_Exercise_. For the data below, work out how many lines include the string "boierii" and report only the number.

Dataset excerpt
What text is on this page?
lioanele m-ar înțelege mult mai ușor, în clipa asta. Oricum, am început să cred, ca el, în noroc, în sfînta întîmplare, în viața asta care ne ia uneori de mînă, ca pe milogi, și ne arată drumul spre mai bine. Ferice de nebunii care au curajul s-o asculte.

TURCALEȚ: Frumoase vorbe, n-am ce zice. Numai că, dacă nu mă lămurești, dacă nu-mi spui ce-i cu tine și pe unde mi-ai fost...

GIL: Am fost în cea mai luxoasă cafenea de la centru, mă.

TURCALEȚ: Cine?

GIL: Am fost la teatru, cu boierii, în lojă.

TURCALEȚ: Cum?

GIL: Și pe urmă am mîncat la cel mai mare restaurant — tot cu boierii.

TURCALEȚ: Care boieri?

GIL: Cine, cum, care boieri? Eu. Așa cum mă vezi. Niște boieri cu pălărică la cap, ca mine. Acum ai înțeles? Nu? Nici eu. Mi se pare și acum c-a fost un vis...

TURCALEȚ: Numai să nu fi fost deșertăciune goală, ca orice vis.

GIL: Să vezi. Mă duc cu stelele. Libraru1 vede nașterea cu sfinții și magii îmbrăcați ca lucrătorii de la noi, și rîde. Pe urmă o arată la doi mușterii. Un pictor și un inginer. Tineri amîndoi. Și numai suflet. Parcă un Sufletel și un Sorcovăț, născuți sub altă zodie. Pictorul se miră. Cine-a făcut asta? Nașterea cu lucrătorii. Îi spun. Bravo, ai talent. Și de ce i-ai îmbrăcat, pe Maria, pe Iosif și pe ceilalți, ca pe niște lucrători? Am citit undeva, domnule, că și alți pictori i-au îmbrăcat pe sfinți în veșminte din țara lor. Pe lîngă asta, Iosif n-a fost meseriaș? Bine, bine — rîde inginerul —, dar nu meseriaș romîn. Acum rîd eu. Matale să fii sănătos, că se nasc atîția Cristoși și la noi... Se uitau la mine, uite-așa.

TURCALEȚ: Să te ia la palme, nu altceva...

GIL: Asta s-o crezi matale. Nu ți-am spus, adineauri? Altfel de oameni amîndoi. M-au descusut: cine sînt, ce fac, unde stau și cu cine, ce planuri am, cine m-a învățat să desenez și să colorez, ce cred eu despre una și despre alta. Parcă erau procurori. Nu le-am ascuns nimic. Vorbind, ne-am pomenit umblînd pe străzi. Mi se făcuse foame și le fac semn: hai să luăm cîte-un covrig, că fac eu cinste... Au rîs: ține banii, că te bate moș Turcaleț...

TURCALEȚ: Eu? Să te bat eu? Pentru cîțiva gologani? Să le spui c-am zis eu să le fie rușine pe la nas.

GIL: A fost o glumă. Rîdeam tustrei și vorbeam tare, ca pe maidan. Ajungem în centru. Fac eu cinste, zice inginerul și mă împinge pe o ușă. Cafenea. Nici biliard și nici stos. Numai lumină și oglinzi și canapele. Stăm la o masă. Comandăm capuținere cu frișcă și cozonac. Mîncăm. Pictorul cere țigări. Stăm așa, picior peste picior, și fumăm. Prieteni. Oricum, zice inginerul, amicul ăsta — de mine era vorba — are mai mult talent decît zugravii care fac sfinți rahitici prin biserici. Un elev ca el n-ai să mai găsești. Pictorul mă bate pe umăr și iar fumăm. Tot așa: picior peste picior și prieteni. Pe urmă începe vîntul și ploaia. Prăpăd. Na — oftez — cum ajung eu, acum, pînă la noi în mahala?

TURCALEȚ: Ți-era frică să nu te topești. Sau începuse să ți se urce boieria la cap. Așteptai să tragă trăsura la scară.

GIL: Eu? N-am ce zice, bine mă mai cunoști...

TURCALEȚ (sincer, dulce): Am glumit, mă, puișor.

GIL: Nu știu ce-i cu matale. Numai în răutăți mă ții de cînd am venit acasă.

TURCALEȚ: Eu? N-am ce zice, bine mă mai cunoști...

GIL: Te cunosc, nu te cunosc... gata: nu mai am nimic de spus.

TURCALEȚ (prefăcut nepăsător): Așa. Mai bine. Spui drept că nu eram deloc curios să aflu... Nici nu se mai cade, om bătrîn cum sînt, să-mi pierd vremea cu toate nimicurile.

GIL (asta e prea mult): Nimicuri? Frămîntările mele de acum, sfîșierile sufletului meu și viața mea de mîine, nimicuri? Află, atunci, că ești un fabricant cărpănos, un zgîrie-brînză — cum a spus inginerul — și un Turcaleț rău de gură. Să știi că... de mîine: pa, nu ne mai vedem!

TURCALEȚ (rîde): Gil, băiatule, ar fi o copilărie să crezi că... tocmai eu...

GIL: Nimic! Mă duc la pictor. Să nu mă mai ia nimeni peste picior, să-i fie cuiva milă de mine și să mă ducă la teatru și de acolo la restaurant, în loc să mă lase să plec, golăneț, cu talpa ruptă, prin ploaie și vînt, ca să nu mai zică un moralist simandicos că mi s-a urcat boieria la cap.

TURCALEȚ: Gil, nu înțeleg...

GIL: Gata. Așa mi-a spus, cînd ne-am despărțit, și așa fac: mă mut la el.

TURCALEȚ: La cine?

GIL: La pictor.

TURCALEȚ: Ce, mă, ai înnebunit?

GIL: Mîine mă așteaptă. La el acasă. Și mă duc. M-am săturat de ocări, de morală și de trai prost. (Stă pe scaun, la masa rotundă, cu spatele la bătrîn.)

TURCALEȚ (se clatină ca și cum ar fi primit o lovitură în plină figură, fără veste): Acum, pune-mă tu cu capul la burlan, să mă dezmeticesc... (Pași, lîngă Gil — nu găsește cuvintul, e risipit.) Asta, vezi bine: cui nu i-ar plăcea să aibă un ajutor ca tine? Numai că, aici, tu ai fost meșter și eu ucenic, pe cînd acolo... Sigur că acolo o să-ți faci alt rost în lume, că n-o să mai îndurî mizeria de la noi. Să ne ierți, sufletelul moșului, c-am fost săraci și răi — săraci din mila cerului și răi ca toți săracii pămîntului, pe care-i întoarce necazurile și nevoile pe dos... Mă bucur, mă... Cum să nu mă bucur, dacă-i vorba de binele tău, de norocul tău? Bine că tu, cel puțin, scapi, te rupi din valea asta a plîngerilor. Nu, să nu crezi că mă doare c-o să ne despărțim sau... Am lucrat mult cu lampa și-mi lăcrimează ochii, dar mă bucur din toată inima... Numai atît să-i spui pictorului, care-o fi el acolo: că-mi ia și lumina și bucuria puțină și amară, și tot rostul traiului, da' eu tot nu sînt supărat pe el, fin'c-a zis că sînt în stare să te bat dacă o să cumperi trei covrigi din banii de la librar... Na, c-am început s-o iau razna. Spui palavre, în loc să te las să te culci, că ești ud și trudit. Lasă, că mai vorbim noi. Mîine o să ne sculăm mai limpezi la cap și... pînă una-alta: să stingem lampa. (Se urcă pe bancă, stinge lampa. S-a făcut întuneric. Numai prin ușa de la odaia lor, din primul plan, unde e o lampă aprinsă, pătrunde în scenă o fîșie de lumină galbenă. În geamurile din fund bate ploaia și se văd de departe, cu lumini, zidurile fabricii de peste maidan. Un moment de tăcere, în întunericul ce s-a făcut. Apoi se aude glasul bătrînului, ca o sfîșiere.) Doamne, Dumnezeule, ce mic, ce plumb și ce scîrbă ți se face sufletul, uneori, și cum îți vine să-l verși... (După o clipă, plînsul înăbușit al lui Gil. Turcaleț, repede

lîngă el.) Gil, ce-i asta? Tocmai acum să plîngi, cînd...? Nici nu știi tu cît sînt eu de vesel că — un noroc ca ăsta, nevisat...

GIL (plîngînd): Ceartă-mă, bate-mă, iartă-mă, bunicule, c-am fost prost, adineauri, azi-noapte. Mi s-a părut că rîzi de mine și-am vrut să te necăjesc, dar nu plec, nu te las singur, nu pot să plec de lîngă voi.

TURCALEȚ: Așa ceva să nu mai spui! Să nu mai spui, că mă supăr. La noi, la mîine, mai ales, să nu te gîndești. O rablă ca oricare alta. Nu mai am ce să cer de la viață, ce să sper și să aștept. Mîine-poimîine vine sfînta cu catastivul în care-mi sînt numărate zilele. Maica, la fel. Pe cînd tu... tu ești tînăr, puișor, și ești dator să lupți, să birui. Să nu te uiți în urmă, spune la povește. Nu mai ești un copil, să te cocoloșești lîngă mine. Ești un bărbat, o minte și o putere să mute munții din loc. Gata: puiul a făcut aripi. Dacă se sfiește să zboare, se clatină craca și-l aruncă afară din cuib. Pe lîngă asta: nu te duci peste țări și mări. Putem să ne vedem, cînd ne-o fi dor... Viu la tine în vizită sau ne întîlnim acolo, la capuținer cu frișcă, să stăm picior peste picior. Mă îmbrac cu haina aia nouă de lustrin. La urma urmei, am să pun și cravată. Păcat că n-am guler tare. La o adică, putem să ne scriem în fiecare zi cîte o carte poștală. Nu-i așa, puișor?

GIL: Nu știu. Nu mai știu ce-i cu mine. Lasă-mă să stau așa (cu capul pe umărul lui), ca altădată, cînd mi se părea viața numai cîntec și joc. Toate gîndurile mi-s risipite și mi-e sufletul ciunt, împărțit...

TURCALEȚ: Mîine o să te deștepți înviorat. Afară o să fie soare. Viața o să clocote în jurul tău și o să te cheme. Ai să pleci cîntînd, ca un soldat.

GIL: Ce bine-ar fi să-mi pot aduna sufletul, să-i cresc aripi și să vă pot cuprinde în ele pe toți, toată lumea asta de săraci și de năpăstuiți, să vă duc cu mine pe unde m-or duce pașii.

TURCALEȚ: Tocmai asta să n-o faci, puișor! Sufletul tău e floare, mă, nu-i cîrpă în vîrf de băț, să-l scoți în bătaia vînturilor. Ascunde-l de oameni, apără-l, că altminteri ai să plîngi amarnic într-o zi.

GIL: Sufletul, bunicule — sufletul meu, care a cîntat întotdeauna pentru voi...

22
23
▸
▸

_Answer to the task_. 2